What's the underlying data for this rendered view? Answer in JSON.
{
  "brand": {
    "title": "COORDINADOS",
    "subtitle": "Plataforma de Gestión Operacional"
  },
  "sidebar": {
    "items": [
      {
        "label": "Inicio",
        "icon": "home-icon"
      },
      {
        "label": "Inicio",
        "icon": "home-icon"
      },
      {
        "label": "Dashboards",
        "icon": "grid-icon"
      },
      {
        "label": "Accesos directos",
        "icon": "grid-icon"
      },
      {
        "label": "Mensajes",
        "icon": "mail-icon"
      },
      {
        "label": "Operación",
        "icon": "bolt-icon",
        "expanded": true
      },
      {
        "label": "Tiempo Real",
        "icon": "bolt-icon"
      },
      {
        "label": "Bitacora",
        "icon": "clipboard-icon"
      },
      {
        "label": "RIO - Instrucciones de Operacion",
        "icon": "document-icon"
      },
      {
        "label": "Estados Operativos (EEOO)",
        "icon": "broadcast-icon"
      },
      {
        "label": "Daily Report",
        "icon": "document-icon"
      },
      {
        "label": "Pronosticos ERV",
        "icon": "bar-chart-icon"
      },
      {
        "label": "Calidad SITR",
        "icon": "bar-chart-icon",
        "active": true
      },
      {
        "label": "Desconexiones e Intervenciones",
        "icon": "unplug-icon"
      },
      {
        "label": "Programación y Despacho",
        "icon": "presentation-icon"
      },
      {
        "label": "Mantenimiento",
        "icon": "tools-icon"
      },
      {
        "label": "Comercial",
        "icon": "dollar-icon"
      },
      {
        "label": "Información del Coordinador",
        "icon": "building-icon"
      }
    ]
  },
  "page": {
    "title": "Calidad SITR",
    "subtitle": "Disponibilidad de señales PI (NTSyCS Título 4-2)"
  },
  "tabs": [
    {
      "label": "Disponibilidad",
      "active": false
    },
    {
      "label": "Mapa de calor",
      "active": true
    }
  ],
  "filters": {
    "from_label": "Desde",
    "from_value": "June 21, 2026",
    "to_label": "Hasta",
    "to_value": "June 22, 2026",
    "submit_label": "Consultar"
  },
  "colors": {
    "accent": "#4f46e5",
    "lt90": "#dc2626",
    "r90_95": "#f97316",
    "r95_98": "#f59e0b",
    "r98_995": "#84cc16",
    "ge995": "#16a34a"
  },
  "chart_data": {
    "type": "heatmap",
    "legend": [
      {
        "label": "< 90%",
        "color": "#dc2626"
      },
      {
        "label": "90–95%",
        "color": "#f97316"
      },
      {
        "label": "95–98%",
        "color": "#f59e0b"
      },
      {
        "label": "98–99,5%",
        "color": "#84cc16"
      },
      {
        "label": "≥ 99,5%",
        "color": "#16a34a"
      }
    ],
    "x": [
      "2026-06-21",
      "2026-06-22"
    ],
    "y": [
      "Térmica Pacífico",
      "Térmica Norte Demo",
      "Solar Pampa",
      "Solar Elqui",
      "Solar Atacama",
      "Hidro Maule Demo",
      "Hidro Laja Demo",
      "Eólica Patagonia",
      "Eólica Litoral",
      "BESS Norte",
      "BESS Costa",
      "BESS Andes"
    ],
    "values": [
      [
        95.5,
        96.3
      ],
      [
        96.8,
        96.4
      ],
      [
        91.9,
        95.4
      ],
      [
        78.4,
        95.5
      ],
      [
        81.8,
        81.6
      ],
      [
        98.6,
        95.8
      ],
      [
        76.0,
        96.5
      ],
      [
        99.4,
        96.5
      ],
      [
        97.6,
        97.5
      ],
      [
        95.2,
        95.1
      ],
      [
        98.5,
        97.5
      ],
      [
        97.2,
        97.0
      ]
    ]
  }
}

WHAT IS ASKED
Retype all of the data shown above, word for word.

OUTPUT OF THE TASK
What's the underlying data for this rendered view? Answer in JSON.
{
  "brand": {
    "title": "COORDINADOS",
    "subtitle": "Plataforma de Gestión Operacional"
  },
  "sidebar": {
    "items": [
      {
        "label": "Inicio",
        "icon": "home-icon"
      },
      {
        "label": "Inicio",
        "icon": "home-icon"
      },
      {
        "label": "Dashboards",
        "icon": "grid-icon"
      },
      {
        "label": "Accesos directos",
        "icon": "grid-icon"
      },
      {
        "label": "Mensajes",
        "icon": "mail-icon"
      },
      {
        "label": "Operación",
        "icon": "bolt-icon",
        "expanded": true
      },
      {
        "label": "Tiempo Real",
        "icon": "bolt-icon"
      },
      {
        "label": "Bitacora",
        "icon": "clipboard-icon"
      },
      {
        "label": "RIO - Instrucciones de Operacion",
        "icon": "document-icon"
      },
      {
        "label": "Estados Operativos (EEOO)",
        "icon": "broadcast-icon"
      },
      {
        "label": "Daily Report",
        "icon": "document-icon"
      },
      {
        "label": "Pronosticos ERV",
        "icon": "bar-chart-icon"
      },
      {
        "label": "Calidad SITR",
        "icon": "bar-chart-icon",
        "active": true
      },
      {
        "label": "Desconexiones e Intervenciones",
        "icon": "unplug-icon"
      },
      {
        "label": "Programación y Despacho",
        "icon": "presentation-icon"
      },
      {
        "label": "Mantenimiento",
        "icon": "tools-icon"
      },
      {
        "label": "Comercial",
        "icon": "dollar-icon"
      },
      {
        "label": "Información del Coordinador",
        "icon": "building-icon"
      }
    ]
  },
  "page": {
    "title": "Calidad SITR",
    "subtitle": "Disponibilidad de señales PI (NTSyCS Título 4-2)"
  },
  "tabs": [
    {
      "label": "Disponibilidad",
      "active": false
    },
    {
      "label": "Mapa de calor",
      "active": true
    }
  ],
  "filters": {
    "from_label": "Desde",
    "from_value": "June 21, 2026",
    "to_label": "Hasta",
    "to_value": "June 22, 2026",
    "submit_label": "Consultar"
  },
  "colors": {
    "accent": "#4f46e5",
    "lt90": "#dc2626",
    "r90_95": "#f97316",
    "r95_98": "#f59e0b",
    "r98_995": "#84cc16",
    "ge995": "#16a34a"
  },
  "chart_data": {
    "type": "heatmap",
    "legend": [
      {
        "label": "< 90%",
        "color": "#dc2626"
      },
      {
        "label": "90–95%",
        "color": "#f97316"
      },
      {
        "label": "95–98%",
        "color": "#f59e0b"
      },
      {
        "label": "98–99,5%",
        "color": "#84cc16"
      },
      {
        "label": "≥ 99,5%",
        "color": "#16a34a"
      }
    ],
    "x": [
      "2026-06-21",
      "2026-06-22"
    ],
    "y": [
      "Térmica Pacífico",
      "Térmica Norte Demo",
      "Solar Pampa",
      "Solar Elqui",
      "Solar Atacama",
      "Hidro Maule Demo",
      "Hidro Laja Demo",
      "Eólica Patagonia",
      "Eólica Litoral",
      "BESS Norte",
      "BESS Costa",
      "BESS Andes"
    ],
    "values": [
      [
        95.5,
        96.3
      ],
      [
        96.8,
        96.4
      ],
      [
        91.9,
        95.4
      ],
      [
        78.4,
        95.5
      ],
      [
        81.8,
        81.6
      ],
      [
        98.6,
        95.8
      ],
      [
        76.0,
        96.5
      ],
      [
        99.4,
        96.5
      ],
      [
        97.6,
        97.5
      ],
      [
        95.2,
        95.1
      ],
      [
        98.5,
        97.5
      ],
      [
        97.2,
        97.0
      ]
    ]
  }
}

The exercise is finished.